== Given records ==

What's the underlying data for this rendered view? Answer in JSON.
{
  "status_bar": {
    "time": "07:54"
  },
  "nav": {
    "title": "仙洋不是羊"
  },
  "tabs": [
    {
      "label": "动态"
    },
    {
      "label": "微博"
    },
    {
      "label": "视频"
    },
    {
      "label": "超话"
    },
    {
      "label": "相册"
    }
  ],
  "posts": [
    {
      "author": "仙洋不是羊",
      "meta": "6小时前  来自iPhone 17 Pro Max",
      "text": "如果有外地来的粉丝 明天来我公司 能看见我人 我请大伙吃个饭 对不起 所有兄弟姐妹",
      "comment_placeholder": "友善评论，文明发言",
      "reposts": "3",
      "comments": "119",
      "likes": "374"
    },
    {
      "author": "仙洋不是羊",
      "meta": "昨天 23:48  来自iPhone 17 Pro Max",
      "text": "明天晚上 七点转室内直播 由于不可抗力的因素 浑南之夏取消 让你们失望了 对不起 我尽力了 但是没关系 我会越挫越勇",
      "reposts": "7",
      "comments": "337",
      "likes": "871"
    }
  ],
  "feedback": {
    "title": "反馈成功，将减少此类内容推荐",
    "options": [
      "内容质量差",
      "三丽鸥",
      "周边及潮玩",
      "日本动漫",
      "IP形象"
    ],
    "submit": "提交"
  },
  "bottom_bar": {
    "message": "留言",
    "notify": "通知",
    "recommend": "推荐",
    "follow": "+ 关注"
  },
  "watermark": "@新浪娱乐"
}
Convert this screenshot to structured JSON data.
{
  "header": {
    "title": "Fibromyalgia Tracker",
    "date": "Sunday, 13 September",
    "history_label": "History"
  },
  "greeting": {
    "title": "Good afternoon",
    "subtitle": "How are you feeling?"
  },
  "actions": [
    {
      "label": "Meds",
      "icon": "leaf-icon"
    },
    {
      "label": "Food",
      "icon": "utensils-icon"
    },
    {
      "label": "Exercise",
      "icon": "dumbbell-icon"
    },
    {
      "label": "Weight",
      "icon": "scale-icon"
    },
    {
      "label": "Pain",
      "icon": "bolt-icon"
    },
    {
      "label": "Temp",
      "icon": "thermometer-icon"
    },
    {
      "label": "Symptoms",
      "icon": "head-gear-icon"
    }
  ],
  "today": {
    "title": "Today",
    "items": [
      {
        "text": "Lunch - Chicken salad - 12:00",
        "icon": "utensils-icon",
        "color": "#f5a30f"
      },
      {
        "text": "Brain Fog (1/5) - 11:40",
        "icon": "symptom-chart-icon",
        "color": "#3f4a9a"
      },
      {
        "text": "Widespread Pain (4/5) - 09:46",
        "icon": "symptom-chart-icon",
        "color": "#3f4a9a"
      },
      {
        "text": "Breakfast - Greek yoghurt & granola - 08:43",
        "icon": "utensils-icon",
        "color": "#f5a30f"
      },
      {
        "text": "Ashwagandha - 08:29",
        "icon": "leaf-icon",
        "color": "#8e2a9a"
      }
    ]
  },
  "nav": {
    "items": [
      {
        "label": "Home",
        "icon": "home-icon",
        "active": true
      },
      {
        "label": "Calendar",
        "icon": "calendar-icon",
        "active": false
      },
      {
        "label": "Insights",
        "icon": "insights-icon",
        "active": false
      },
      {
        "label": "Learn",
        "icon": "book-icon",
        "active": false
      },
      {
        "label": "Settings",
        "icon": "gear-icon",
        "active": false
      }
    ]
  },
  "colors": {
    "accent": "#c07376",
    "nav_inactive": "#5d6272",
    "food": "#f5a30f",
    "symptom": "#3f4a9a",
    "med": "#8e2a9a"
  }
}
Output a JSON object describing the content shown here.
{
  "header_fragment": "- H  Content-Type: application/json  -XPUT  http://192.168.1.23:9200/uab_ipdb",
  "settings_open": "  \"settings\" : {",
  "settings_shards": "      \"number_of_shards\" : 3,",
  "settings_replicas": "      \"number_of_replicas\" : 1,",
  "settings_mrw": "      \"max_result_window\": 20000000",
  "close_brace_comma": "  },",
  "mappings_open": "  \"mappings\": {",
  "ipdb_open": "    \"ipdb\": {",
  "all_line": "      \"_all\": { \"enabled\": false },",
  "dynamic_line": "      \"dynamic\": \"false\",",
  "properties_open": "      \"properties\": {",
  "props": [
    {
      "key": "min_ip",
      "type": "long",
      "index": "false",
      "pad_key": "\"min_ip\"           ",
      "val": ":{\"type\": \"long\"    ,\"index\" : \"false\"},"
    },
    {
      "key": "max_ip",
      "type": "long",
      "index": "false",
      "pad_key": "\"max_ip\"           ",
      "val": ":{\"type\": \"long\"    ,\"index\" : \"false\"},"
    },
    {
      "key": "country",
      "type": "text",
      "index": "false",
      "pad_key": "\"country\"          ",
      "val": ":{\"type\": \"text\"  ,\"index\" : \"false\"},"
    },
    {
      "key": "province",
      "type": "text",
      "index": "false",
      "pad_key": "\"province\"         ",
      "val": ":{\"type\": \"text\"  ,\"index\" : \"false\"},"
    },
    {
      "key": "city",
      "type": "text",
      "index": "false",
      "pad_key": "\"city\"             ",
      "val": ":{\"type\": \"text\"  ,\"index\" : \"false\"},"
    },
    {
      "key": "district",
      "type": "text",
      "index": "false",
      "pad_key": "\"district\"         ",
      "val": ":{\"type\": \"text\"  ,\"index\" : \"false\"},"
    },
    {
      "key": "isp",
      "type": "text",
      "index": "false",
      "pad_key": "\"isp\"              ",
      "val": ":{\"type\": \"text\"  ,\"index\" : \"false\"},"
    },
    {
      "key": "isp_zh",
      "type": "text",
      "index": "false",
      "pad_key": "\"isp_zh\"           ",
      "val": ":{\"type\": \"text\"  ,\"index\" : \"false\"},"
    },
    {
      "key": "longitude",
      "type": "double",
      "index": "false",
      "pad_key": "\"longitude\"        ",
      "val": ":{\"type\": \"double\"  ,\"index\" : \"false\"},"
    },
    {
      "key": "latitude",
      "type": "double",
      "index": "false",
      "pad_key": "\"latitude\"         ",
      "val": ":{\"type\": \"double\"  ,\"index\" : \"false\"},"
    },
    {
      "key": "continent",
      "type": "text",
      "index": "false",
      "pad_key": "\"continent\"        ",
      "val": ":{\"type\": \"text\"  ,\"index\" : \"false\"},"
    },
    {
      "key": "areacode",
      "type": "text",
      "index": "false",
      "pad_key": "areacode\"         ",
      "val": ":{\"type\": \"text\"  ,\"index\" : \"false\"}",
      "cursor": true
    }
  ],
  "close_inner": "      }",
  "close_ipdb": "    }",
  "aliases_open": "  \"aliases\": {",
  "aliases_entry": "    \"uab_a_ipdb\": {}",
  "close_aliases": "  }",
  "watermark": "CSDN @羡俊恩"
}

===

Exercise description
Emit the full listing verbatim.

Solution to this task
What's the underlying data for this rendered view? Answer in JSON.
{
  "status_bar": {
    "time": "07:54"
  },
  "nav": {
    "title": "仙洋不是羊"
  },
  "tabs": [
    {
      "label": "动态"
    },
    {
      "label": "微博"
    },
    {
      "label": "视频"
    },
    {
      "label": "超话"
    },
    {
      "label": "相册"
    }
  ],
  "posts": [
    {
      "author": "仙洋不是羊",
      "meta": "6小时前  来自iPhone 17 Pro Max",
      "text": "如果有外地来的粉丝 明天来我公司 能看见我人 我请大伙吃个饭 对不起 所有兄弟姐妹",
      "comment_placeholder": "友善评论，文明发言",
      "reposts": "3",
      "comments": "119",
      "likes": "374"
    },
    {
      "author": "仙洋不是羊",
      "meta": "昨天 23:48  来自iPhone 17 Pro Max",
      "text": "明天晚上 七点转室内直播 由于不可抗力的因素 浑南之夏取消 让你们失望了 对不起 我尽力了 但是没关系 我会越挫越勇",
      "reposts": "7",
      "comments": "337",
      "likes": "871"
    }
  ],
  "feedback": {
    "title": "反馈成功，将减少此类内容推荐",
    "options": [
      "内容质量差",
      "三丽鸥",
      "周边及潮玩",
      "日本动漫",
      "IP形象"
    ],
    "submit": "提交"
  },
  "bottom_bar": {
    "message": "留言",
    "notify": "通知",
    "recommend": "推荐",
    "follow": "+ 关注"
  },
  "watermark": "@新浪娱乐"
}
Convert this screenshot to structured JSON data.
{
  "header": {
    "title": "Fibromyalgia Tracker",
    "date": "Sunday, 13 September",
    "history_label": "History"
  },
  "greeting": {
    "title": "Good afternoon",
    "subtitle": "How are you feeling?"
  },
  "actions": [
    {
      "label": "Meds",
      "icon": "leaf-icon"
    },
    {
      "label": "Food",
      "icon": "utensils-icon"
    },
    {
      "label": "Exercise",
      "icon": "dumbbell-icon"
    },
    {
      "label": "Weight",
      "icon": "scale-icon"
    },
    {
      "label": "Pain",
      "icon": "bolt-icon"
    },
    {
      "label": "Temp",
      "icon": "thermometer-icon"
    },
    {
      "label": "Symptoms",
      "icon": "head-gear-icon"
    }
  ],
  "today": {
    "title": "Today",
    "items": [
      {
        "text": "Lunch - Chicken salad - 12:00",
        "icon": "utensils-icon",
        "color": "#f5a30f"
      },
      {
        "text": "Brain Fog (1/5) - 11:40",
        "icon": "symptom-chart-icon",
        "color": "#3f4a9a"
      },
      {
        "text": "Widespread Pain (4/5) - 09:46",
        "icon": "symptom-chart-icon",
        "color": "#3f4a9a"
      },
      {
        "text": "Breakfast - Greek yoghurt & granola - 08:43",
        "icon": "utensils-icon",
        "color": "#f5a30f"
      },
      {
        "text": "Ashwagandha - 08:29",
        "icon": "leaf-icon",
        "color": "#8e2a9a"
      }
    ]
  },
  "nav": {
    "items": [
      {
        "label": "Home",
        "icon": "home-icon",
        "active": true
      },
      {
        "label": "Calendar",
        "icon": "calendar-icon",
        "active": false
      },
      {
        "label": "Insights",
        "icon": "insights-icon",
        "active": false
      },
      {
        "label": "Learn",
        "icon": "book-icon",
        "active": false
      },
      {
        "label": "Settings",
        "icon": "gear-icon",
        "active": false
      }
    ]
  },
  "colors": {
    "accent": "#c07376",
    "nav_inactive": "#5d6272",
    "food": "#f5a30f",
    "symptom": "#3f4a9a",
    "med": "#8e2a9a"
  }
}
Output a JSON object describing the content shown here.
{
  "header_fragment": "- H  Content-Type: application/json  -XPUT  http://192.168.1.23:9200/uab_ipdb",
  "settings_open": "  \"settings\" : {",
  "settings_shards": "      \"number_of_shards\" : 3,",
  "settings_replicas": "      \"number_of_replicas\" : 1,",
  "settings_mrw": "      \"max_result_window\": 20000000",
  "close_brace_comma": "  },",
  "mappings_open": "  \"mappings\": {",
  "ipdb_open": "    \"ipdb\": {",
  "all_line": "      \"_all\": { \"enabled\": false },",
  "dynamic_line": "      \"dynamic\": \"false\",",
  "properties_open": "      \"properties\": {",
  "props": [
    {
      "key": "min_ip",
      "type": "long",
      "index": "false",
      "pad_key": "\"min_ip\"           ",
      "val": ":{\"type\": \"long\"    ,\"index\" : \"false\"},"
    },
    {
      "key": "max_ip",
      "type": "long",
      "index": "false",
      "pad_key": "\"max_ip\"           ",
      "val": ":{\"type\": \"long\"    ,\"index\" : \"false\"},"
    },
    {
      "key": "country",
      "type": "text",
      "index": "false",
      "pad_key": "\"country\"          ",
      "val": ":{\"type\": \"text\"  ,\"index\" : \"false\"},"
    },
    {
      "key": "province",
      "type": "text",
      "index": "false",
      "pad_key": "\"province\"         ",
      "val": ":{\"type\": \"text\"  ,\"index\" : \"false\"},"
    },
    {
      "key": "city",
      "type": "text",
      "index": "false",
      "pad_key": "\"city\"             ",
      "val": ":{\"type\": \"text\"  ,\"index\" : \"false\"},"
    },
    {
      "key": "district",
      "type": "text",
      "index": "false",
      "pad_key": "\"district\"         ",
      "val": ":{\"type\": \"text\"  ,\"index\" : \"false\"},"
    },
    {
      "key": "isp",
      "type": "text",
      "index": "false",
      "pad_key": "\"isp\"              ",
      "val": ":{\"type\": \"text\"  ,\"index\" : \"false\"},"
    },
    {
      "key": "isp_zh",
      "type": "text",
      "index": "false",
      "pad_key": "\"isp_zh\"           ",
      "val": ":{\"type\": \"text\"  ,\"index\" : \"false\"},"
    },
    {
      "key": "longitude",
      "type": "double",
      "index": "false",
      "pad_key": "\"longitude\"        ",
      "val": ":{\"type\": \"double\"  ,\"index\" : \"false\"},"
    },
    {
      "key": "latitude",
      "type": "double",
      "index": "false",
      "pad_key": "\"latitude\"         ",
      "val": ":{\"type\": \"double\"  ,\"index\" : \"false\"},"
    },
    {
      "key": "continent",
      "type": "text",
      "index": "false",
      "pad_key": "\"continent\"        ",
      "val": ":{\"type\": \"text\"  ,\"index\" : \"false\"},"
    },
    {
      "key": "areacode",
      "type": "text",
      "index": "false",
      "pad_key": "areacode\"         ",
      "val": ":{\"type\": \"text\"  ,\"index\" : \"false\"}",
      "cursor": true
    }
  ],
  "close_inner": "      }",
  "close_ipdb": "    }",
  "aliases_open": "  \"aliases\": {",
  "aliases_entry": "    \"uab_a_ipdb\": {}",
  "close_aliases": "  }",
  "watermark": "CSDN @羡俊恩"
}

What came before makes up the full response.